Count every line in the following entries where the word "Downloads" appears. Give the count alone.
◇ ◇ ◇ ◇ ◇ ◇ ◇
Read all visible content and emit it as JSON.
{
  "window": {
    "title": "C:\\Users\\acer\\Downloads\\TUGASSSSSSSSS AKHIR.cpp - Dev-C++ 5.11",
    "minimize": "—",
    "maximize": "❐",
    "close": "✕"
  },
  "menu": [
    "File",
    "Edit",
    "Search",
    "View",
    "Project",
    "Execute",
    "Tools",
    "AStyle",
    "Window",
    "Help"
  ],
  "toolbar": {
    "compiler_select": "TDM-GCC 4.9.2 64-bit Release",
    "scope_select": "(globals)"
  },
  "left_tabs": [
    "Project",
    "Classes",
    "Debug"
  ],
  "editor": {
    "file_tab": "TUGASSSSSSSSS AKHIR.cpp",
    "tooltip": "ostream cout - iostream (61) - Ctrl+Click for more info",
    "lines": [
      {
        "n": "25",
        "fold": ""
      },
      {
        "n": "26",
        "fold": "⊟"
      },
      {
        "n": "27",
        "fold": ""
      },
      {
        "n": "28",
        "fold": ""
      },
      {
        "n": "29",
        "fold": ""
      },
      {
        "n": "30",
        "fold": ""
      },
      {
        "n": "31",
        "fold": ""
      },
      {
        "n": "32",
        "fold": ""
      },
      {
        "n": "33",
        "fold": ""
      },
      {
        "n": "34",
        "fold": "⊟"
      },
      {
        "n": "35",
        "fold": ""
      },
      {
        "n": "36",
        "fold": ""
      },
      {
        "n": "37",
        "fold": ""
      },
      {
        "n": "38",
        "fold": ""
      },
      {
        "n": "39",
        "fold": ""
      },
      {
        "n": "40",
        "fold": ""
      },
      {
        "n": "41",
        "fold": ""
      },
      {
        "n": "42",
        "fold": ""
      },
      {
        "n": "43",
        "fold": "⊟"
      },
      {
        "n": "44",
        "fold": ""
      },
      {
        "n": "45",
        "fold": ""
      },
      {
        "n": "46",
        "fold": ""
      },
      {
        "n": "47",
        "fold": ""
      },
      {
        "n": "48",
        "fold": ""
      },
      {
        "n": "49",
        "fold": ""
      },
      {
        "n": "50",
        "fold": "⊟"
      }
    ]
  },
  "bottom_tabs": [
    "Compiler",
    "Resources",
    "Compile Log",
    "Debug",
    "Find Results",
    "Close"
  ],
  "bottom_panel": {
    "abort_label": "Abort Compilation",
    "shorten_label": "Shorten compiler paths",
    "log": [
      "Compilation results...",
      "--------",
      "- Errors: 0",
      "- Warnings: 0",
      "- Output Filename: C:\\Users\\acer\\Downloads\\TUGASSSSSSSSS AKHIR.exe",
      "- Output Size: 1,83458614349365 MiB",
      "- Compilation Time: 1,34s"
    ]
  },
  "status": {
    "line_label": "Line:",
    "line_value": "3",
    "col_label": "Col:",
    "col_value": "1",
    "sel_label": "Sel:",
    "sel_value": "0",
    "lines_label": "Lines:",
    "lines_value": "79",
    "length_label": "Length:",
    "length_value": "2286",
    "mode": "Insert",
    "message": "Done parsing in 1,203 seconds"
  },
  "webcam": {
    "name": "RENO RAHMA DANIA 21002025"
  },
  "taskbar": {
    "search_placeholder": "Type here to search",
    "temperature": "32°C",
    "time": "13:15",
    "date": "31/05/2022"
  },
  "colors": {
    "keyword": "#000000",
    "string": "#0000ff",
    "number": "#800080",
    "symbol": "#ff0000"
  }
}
◇ ◇ ◇ ◇ ◇ ◇ ◇
→ Answer
2